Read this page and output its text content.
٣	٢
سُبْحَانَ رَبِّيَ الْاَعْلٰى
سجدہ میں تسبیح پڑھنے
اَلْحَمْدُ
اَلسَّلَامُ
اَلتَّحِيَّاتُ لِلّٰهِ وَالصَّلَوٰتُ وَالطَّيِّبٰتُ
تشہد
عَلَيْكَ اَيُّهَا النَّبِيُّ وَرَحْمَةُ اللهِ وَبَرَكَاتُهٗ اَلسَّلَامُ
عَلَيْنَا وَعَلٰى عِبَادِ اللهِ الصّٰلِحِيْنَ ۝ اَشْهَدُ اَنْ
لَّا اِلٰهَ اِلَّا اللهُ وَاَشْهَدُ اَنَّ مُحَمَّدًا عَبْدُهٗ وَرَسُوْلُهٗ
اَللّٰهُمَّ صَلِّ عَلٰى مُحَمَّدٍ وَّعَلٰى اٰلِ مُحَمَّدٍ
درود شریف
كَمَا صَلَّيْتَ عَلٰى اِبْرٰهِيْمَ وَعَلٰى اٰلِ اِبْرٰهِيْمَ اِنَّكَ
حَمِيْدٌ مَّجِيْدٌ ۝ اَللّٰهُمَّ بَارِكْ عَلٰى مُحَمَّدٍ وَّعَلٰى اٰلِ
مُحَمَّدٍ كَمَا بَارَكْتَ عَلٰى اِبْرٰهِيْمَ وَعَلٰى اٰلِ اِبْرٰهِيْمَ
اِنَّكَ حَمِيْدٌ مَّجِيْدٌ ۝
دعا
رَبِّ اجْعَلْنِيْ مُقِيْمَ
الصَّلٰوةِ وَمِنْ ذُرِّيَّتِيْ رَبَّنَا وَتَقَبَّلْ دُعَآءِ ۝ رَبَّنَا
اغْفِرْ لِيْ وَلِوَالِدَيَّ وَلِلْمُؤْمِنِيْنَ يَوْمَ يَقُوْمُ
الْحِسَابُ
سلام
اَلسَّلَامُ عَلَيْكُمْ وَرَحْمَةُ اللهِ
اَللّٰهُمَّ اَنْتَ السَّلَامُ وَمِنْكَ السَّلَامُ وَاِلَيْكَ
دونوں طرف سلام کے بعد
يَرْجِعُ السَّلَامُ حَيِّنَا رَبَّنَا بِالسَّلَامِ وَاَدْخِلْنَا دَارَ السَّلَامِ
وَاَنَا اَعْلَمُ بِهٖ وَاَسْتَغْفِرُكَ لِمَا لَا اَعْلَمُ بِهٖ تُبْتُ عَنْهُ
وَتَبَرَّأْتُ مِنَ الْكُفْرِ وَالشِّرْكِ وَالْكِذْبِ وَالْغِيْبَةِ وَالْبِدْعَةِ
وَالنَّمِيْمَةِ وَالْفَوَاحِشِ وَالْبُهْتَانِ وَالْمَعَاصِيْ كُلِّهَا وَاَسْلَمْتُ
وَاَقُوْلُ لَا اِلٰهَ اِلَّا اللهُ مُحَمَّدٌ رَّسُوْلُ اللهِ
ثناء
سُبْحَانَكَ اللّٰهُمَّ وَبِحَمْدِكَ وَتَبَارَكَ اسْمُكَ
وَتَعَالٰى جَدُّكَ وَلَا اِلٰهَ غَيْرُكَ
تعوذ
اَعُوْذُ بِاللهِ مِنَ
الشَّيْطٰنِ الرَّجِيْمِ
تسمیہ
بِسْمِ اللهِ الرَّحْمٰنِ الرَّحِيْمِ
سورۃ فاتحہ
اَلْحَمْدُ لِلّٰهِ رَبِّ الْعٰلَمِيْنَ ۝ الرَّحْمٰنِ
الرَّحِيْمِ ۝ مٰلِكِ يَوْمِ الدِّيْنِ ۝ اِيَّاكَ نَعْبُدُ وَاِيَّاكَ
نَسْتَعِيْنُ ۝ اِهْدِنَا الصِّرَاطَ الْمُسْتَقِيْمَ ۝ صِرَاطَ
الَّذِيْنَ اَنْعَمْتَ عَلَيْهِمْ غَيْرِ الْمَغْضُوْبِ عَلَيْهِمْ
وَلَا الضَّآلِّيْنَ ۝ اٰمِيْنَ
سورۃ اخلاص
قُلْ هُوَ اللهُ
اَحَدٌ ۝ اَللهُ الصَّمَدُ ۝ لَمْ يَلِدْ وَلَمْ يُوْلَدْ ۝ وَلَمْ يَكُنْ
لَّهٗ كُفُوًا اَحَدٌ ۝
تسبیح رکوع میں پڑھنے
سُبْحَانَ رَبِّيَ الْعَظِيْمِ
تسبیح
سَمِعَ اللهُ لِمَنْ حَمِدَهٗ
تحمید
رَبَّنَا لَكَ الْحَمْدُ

=== WHAT THE EXERCISE ASKS ===
Pull out each line containing the word "تسبیح" and copy it.

=== FINAL ANSWER ===
سجدہ میں تسبیح پڑھنے
تسبیح رکوع میں پڑھنے
تسبیح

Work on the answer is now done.